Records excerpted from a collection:

_____

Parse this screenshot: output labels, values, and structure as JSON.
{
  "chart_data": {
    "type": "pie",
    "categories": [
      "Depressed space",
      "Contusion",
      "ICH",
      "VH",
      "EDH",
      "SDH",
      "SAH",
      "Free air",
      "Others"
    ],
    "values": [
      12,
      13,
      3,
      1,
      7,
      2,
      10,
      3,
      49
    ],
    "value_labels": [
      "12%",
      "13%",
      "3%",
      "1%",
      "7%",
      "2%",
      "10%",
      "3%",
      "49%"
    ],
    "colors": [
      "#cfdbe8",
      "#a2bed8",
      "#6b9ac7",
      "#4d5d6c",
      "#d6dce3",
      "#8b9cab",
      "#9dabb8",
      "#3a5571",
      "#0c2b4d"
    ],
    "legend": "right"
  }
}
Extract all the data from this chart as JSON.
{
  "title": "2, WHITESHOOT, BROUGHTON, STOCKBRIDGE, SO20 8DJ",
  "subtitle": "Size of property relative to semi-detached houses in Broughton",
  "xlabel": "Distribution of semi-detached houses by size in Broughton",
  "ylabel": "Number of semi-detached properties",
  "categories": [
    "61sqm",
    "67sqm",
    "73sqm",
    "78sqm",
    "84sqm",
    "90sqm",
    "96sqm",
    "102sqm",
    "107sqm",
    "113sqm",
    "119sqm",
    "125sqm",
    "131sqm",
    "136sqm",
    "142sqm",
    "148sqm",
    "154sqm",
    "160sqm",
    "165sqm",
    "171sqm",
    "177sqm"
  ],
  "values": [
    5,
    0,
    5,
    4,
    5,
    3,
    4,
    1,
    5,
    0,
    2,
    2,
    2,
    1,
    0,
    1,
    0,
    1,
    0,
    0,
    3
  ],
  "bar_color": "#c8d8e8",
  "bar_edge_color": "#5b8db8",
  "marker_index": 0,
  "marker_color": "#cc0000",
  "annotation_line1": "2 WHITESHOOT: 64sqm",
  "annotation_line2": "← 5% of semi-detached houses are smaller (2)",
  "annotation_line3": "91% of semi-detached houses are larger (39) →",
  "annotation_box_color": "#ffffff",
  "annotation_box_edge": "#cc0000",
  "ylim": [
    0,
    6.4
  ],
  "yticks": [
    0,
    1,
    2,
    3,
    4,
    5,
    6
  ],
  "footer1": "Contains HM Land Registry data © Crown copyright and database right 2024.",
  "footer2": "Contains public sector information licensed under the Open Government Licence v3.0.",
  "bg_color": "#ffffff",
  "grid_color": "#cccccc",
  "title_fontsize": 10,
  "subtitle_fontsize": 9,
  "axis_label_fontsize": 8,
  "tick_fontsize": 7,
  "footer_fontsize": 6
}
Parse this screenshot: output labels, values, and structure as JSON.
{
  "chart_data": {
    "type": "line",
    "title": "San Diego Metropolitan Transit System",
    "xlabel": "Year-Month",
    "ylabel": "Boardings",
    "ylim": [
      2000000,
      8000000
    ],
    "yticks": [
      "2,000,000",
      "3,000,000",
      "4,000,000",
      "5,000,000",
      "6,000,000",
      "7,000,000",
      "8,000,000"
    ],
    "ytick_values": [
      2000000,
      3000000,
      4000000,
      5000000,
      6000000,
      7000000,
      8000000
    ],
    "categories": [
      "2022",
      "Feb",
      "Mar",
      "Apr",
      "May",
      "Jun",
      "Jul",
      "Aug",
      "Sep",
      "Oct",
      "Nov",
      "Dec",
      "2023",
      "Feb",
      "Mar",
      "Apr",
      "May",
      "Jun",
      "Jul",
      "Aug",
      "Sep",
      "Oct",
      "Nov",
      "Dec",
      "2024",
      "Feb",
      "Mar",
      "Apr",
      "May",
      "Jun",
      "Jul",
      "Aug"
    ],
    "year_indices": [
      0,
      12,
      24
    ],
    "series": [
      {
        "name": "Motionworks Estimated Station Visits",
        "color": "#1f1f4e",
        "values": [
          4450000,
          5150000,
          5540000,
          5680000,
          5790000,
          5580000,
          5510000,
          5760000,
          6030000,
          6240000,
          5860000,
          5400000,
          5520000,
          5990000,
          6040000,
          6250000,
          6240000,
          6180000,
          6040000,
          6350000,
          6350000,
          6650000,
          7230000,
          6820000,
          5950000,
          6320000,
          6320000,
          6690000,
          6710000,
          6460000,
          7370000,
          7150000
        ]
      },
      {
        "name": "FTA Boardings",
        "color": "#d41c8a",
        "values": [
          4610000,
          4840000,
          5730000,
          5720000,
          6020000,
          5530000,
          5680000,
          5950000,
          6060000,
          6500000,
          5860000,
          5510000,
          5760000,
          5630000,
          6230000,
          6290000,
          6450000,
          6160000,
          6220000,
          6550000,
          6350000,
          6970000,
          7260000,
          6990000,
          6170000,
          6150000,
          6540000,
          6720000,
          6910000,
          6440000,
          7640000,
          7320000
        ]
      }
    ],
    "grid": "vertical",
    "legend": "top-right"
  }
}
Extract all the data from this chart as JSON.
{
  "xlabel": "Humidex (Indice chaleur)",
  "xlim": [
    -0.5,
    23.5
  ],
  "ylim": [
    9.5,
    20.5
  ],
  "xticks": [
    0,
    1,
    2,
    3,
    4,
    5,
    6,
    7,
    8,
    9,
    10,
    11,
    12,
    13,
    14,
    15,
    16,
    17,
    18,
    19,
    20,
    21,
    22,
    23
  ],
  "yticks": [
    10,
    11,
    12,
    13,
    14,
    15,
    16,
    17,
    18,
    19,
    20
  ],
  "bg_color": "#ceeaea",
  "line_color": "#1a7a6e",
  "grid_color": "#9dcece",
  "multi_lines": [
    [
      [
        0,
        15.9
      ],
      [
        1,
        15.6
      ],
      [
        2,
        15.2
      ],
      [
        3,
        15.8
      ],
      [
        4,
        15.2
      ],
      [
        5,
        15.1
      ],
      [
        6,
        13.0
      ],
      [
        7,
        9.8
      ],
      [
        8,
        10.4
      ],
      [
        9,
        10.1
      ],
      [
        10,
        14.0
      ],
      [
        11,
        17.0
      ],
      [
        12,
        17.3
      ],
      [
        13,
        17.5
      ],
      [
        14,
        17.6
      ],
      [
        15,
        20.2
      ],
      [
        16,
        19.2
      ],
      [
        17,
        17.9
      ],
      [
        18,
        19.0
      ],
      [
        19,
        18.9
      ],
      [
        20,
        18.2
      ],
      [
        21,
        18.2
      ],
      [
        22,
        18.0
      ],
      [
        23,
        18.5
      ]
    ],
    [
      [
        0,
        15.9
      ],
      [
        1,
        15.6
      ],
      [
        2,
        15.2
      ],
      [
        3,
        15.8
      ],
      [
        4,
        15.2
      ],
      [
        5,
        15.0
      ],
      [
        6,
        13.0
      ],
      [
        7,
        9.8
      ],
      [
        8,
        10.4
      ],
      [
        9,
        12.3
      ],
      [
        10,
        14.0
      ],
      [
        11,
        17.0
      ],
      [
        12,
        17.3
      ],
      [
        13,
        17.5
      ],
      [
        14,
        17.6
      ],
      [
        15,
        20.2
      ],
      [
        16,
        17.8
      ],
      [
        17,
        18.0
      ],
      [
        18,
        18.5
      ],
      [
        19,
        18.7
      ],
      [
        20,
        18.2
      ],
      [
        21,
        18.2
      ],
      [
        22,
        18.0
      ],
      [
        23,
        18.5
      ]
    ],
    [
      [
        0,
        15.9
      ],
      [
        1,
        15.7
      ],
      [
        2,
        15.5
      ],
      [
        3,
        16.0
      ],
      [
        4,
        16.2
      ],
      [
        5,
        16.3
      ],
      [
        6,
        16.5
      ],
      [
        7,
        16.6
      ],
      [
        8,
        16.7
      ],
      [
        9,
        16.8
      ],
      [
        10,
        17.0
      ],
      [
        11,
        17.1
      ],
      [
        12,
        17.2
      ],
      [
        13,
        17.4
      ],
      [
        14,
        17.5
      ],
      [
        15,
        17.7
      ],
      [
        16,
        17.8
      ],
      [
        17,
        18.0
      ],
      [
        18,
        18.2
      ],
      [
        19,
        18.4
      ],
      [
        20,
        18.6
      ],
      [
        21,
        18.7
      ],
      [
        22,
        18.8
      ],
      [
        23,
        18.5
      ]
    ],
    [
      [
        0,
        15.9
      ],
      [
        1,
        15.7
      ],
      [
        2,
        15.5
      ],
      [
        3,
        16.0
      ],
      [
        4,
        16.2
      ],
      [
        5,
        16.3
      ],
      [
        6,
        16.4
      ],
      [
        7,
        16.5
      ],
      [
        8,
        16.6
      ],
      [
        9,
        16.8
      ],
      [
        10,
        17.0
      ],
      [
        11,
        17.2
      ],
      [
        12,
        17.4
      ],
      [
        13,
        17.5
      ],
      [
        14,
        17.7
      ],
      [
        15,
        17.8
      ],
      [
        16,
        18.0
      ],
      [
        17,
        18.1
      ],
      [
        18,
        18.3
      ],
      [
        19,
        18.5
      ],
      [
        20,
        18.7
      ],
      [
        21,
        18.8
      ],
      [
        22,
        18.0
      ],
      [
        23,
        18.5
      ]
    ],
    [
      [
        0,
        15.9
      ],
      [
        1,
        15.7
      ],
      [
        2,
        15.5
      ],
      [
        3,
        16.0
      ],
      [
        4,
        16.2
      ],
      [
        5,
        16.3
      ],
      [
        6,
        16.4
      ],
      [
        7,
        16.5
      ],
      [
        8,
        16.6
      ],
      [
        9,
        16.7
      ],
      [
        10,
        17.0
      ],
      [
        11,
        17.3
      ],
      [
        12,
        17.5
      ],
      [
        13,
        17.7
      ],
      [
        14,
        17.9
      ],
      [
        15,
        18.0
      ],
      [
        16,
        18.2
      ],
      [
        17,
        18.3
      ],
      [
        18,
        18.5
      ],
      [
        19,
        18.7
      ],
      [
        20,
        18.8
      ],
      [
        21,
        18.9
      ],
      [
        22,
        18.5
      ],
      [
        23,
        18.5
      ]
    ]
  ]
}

_____

> Directions: Copy each line from the data above that includes "semi".

> Solution below:
  "subtitle": "Size of property relative to semi-detached houses in Broughton",
  "xlabel": "Distribution of semi-detached houses by size in Broughton",
  "ylabel": "Number of semi-detached properties",
  "annotation_line2": "← 5% of semi-detached houses are smaller (2)",
  "annotation_line3": "91% of semi-detached houses are larger (39) →",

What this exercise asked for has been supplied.